(Data records)

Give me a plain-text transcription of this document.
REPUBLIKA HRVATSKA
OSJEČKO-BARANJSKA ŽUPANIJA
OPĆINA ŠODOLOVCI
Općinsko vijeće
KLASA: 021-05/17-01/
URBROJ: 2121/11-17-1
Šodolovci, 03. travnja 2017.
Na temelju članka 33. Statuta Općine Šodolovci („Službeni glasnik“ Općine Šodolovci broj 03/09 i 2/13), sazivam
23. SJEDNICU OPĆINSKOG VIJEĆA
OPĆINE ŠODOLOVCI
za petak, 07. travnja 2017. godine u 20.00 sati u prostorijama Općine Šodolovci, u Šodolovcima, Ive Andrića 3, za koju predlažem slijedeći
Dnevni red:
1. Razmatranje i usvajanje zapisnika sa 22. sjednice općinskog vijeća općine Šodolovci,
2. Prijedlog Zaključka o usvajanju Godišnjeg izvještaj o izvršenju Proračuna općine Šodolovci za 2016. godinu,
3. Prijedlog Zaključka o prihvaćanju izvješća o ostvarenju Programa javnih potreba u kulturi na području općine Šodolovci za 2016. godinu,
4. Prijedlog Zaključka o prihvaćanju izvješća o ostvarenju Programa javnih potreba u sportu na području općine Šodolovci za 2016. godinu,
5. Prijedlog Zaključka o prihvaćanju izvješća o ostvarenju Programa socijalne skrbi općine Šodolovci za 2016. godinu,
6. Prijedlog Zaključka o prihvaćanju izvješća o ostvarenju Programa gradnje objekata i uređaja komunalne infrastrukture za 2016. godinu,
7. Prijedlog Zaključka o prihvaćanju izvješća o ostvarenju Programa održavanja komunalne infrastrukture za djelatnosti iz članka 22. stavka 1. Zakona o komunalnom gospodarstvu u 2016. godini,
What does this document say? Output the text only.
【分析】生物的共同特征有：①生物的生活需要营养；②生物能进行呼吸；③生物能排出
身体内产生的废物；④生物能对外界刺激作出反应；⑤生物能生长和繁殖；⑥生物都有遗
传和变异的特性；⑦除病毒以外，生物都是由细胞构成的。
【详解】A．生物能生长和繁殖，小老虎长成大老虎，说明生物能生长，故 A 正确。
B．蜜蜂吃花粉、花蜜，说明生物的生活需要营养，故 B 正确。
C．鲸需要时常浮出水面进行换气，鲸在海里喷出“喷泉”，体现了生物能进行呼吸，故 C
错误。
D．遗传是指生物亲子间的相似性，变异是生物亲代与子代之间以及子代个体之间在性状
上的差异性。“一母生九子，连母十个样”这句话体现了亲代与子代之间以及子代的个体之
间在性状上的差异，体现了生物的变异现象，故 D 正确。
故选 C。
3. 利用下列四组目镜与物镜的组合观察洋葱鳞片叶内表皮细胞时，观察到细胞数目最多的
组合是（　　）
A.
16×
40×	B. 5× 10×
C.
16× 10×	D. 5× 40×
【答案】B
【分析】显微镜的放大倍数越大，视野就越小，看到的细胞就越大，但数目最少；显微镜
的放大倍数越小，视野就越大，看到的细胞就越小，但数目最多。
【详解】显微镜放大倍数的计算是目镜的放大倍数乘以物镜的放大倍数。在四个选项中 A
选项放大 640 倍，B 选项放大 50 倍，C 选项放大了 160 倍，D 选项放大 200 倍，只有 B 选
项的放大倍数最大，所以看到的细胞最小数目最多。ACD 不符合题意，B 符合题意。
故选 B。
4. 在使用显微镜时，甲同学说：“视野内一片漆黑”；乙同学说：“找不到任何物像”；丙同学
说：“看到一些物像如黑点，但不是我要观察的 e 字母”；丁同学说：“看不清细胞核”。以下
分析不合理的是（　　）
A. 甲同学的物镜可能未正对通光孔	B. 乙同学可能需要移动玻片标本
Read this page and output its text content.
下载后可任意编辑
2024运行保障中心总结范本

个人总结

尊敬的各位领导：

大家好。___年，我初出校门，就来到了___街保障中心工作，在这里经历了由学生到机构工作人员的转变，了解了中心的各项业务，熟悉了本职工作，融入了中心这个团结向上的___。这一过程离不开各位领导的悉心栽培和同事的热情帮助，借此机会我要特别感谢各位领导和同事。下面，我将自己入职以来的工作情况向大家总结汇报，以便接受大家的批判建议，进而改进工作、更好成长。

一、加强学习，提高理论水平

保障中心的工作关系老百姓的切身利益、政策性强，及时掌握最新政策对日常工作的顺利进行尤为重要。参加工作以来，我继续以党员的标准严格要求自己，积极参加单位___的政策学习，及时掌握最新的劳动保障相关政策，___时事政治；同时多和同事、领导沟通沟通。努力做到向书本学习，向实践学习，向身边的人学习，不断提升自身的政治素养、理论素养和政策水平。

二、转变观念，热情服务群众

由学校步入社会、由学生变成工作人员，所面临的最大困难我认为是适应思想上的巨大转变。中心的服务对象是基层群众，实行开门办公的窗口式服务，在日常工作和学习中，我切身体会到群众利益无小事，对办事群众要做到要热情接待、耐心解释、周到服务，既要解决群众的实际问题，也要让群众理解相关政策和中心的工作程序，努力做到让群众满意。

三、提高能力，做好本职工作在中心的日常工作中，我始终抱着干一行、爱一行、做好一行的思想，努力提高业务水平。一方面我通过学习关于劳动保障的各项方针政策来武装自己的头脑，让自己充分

→ GOAL: Filter the entries down to the lines with the word "komunalne" in them.

→ SOLUTION:
6. Prijedlog Zaključka o prihvaćanju izvješća o ostvarenju Programa gradnje objekata i uređaja komunalne infrastrukture za 2016. godinu,
7. Prijedlog Zaključka o prihvaćanju izvješća o ostvarenju Programa održavanja komunalne infrastrukture za djelatnosti iz članka 22. stavka 1. Zakona o komunalnom gospodarstvu u 2016. godini,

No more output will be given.